What is expected | From the records, pick out and copy each line containing "İslam".

# Entries start

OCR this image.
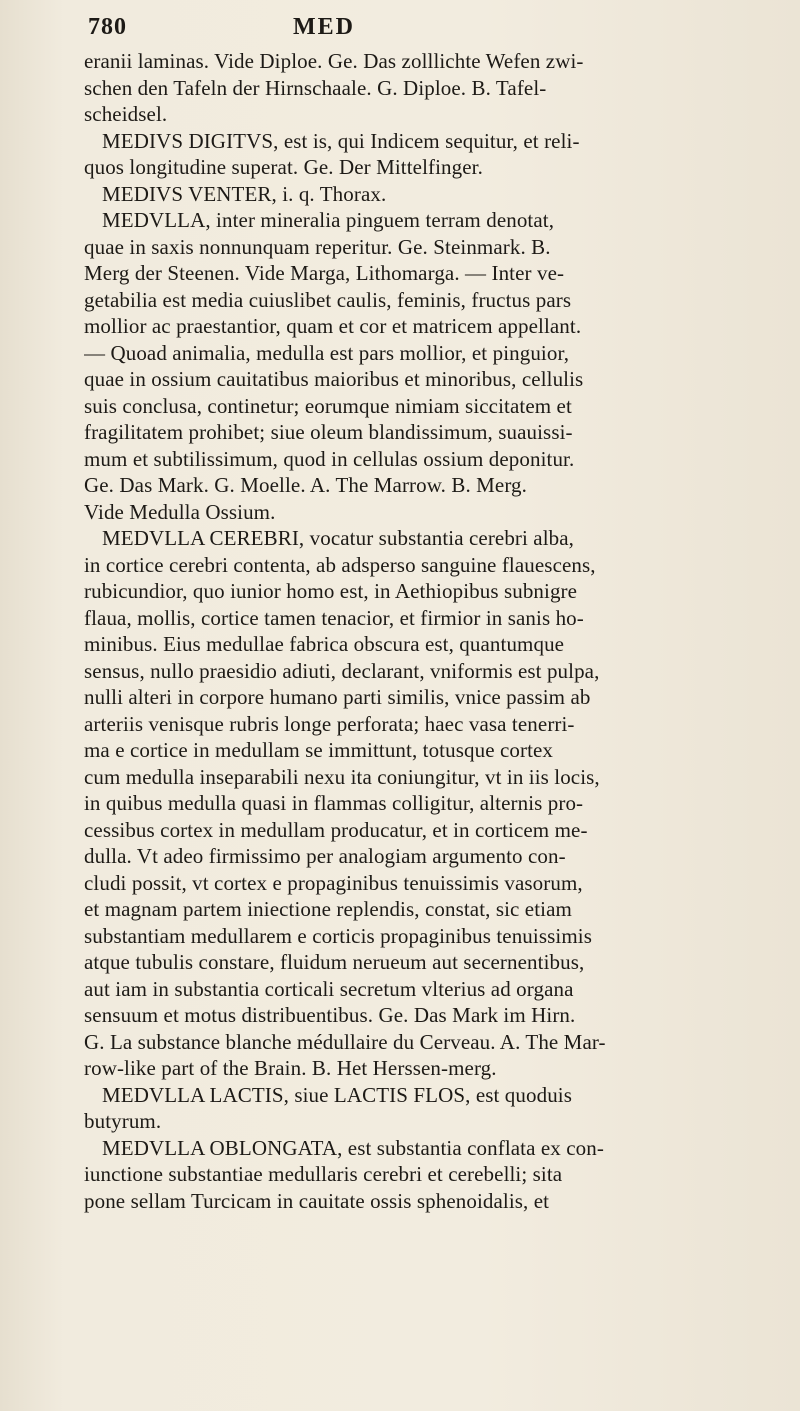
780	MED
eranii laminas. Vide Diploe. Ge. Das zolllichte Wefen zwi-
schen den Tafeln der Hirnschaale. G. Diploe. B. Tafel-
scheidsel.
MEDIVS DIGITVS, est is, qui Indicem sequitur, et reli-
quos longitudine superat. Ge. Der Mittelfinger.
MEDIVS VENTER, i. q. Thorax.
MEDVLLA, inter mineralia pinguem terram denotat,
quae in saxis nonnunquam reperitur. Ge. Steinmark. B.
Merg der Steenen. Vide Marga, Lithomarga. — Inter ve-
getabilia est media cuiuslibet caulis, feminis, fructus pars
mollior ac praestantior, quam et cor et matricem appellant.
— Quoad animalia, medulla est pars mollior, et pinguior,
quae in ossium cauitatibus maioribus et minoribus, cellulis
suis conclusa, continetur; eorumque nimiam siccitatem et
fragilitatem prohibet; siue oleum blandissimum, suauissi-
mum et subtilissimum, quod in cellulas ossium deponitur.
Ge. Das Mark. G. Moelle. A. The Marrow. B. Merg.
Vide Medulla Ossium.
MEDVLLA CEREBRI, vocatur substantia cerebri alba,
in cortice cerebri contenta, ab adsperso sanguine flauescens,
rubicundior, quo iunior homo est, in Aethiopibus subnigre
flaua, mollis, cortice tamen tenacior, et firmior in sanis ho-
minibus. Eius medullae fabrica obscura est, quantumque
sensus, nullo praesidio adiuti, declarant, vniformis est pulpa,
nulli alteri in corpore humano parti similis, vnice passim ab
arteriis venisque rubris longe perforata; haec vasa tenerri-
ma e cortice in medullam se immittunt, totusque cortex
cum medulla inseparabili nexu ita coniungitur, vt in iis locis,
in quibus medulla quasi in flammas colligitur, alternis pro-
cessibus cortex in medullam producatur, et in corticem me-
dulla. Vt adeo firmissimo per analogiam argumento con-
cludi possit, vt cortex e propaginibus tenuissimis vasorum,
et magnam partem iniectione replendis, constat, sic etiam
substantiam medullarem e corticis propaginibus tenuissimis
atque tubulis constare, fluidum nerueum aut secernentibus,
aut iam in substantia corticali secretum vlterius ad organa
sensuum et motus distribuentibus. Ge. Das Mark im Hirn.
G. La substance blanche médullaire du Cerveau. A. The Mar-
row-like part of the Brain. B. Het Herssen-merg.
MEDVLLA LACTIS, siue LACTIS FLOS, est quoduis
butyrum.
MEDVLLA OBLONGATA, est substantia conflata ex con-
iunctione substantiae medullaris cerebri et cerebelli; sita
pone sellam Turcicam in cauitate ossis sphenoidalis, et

# Entries end
# Entries start

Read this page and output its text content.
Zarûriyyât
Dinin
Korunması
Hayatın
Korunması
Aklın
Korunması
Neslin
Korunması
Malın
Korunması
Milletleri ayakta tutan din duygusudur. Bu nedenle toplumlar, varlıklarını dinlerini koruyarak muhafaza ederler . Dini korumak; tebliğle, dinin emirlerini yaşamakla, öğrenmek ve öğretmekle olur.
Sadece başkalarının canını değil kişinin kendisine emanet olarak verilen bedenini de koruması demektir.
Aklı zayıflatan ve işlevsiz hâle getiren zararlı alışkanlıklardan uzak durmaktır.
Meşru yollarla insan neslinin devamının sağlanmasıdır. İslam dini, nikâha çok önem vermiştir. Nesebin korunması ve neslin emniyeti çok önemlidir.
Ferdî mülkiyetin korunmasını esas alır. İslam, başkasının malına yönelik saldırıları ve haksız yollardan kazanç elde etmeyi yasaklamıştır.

# Entries end

Exercise solution |
Meşru yollarla insan neslinin devamının sağlanmasıdır. İslam dini, nikâha çok önem vermiştir. Nesebin korunması ve neslin emniyeti çok önemlidir.
Ferdî mülkiyetin korunmasını esas alır. İslam, başkasının malına yönelik saldırıları ve haksız yollardan kazanç elde etmeyi yasaklamıştır.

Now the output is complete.